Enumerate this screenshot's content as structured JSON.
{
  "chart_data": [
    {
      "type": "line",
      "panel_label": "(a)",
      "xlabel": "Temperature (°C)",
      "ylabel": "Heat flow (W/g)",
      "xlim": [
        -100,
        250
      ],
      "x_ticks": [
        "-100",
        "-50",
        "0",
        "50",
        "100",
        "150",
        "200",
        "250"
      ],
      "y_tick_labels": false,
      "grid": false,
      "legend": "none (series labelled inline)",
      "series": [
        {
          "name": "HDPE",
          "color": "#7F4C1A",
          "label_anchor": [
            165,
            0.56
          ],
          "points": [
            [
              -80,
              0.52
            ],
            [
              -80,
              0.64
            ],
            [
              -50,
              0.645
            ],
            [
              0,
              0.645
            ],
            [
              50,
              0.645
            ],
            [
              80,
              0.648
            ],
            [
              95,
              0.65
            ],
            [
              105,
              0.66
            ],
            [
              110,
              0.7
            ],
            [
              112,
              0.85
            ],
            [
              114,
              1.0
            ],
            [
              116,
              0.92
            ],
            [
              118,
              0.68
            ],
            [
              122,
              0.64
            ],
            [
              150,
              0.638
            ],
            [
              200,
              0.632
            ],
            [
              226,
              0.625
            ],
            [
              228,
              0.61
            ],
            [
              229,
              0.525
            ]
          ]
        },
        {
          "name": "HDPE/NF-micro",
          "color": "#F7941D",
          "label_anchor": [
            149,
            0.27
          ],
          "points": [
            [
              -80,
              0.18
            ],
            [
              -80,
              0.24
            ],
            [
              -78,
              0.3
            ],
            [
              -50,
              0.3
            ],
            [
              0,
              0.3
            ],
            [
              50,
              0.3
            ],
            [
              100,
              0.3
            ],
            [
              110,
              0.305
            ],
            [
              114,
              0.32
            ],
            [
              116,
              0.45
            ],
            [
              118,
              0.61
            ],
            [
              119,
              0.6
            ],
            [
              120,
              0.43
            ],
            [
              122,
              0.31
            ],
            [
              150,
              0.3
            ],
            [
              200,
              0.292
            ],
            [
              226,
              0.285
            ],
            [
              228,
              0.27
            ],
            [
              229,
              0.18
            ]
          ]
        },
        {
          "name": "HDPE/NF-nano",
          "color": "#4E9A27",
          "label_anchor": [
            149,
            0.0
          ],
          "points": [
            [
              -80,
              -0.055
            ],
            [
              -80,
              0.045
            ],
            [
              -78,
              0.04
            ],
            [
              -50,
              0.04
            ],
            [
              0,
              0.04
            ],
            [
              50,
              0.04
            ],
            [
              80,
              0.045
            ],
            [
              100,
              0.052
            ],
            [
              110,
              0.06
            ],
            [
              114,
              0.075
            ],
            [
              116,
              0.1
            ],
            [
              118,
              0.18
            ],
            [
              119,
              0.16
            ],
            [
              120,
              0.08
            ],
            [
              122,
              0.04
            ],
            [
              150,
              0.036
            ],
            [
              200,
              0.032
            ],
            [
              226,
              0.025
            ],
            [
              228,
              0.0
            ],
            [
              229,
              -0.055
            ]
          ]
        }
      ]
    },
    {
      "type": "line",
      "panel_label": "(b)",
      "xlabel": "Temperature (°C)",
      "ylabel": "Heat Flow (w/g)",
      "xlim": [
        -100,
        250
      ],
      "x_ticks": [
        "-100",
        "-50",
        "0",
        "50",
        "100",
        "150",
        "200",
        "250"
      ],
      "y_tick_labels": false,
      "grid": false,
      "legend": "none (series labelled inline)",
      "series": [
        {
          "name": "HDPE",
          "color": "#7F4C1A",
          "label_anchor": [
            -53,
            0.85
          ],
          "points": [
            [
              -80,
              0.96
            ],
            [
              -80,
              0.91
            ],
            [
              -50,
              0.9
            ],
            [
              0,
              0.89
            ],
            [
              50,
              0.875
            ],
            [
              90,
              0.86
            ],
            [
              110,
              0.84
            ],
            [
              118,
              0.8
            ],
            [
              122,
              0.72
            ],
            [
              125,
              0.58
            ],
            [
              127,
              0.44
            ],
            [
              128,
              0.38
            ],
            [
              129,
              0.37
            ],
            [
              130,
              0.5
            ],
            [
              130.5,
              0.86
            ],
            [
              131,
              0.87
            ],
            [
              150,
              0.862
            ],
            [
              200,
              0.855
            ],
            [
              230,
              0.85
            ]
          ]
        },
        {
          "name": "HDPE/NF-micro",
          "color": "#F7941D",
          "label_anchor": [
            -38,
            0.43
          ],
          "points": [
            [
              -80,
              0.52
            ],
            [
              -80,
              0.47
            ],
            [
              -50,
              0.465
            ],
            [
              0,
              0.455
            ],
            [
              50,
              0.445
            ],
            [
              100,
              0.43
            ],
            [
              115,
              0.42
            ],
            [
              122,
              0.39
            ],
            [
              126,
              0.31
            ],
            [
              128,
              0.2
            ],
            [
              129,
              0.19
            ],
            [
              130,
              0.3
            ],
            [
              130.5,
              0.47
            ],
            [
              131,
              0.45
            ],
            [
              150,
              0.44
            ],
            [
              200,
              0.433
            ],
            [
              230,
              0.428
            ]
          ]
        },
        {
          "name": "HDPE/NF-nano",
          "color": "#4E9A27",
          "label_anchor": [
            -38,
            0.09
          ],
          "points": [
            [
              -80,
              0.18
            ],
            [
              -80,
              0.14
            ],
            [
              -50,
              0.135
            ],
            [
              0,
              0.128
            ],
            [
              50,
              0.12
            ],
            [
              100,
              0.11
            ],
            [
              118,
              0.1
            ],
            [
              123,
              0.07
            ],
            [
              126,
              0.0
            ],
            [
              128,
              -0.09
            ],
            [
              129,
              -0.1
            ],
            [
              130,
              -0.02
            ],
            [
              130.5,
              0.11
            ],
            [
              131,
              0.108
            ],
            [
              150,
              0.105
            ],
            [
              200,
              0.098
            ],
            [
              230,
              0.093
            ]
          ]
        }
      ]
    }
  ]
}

[INSTRUCTIONS TO FOLLOW] Copy down every line of the material above that includes the string "ylabel".

[OUTPUT]
      "ylabel": "Heat flow (W/g)",
      "ylabel": "Heat Flow (w/g)",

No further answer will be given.